# Problem to work on
Your task is to write out the complete listing exactly as it is shown.

--- start of Data ---

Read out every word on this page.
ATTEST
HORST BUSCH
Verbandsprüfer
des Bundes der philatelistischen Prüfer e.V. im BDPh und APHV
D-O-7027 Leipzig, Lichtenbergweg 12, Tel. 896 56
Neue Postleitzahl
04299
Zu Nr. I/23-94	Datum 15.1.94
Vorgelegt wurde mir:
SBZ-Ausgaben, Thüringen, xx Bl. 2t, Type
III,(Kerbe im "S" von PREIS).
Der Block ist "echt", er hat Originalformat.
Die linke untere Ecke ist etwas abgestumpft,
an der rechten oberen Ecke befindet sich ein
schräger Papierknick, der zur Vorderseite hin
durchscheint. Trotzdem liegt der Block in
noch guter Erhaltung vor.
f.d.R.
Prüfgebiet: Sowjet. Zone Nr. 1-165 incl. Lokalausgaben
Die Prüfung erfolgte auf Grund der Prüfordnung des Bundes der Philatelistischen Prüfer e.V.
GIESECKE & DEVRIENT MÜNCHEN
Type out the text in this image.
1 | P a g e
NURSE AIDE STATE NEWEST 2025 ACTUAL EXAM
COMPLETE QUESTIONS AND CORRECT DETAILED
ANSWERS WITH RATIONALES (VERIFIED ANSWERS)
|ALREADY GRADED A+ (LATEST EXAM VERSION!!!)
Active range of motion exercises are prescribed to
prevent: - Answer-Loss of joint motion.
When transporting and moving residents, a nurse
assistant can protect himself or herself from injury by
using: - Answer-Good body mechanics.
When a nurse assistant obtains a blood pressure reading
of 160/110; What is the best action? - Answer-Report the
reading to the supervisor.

--- end of Data ---

# Written solution
Read out every word on this page.
ATTEST
HORST BUSCH
Verbandsprüfer
des Bundes der philatelistischen Prüfer e.V. im BDPh und APHV
D-O-7027 Leipzig, Lichtenbergweg 12, Tel. 896 56
Neue Postleitzahl
04299
Zu Nr. I/23-94	Datum 15.1.94
Vorgelegt wurde mir:
SBZ-Ausgaben, Thüringen, xx Bl. 2t, Type
III,(Kerbe im "S" von PREIS).
Der Block ist "echt", er hat Originalformat.
Die linke untere Ecke ist etwas abgestumpft,
an der rechten oberen Ecke befindet sich ein
schräger Papierknick, der zur Vorderseite hin
durchscheint. Trotzdem liegt der Block in
noch guter Erhaltung vor.
f.d.R.
Prüfgebiet: Sowjet. Zone Nr. 1-165 incl. Lokalausgaben
Die Prüfung erfolgte auf Grund der Prüfordnung des Bundes der Philatelistischen Prüfer e.V.
GIESECKE & DEVRIENT MÜNCHEN
Type out the text in this image.
1 | P a g e
NURSE AIDE STATE NEWEST 2025 ACTUAL EXAM
COMPLETE QUESTIONS AND CORRECT DETAILED
ANSWERS WITH RATIONALES (VERIFIED ANSWERS)
|ALREADY GRADED A+ (LATEST EXAM VERSION!!!)
Active range of motion exercises are prescribed to
prevent: - Answer-Loss of joint motion.
When transporting and moving residents, a nurse
assistant can protect himself or herself from injury by
using: - Answer-Good body mechanics.
When a nurse assistant obtains a blood pressure reading
of 160/110; What is the best action? - Answer-Report the
reading to the supervisor.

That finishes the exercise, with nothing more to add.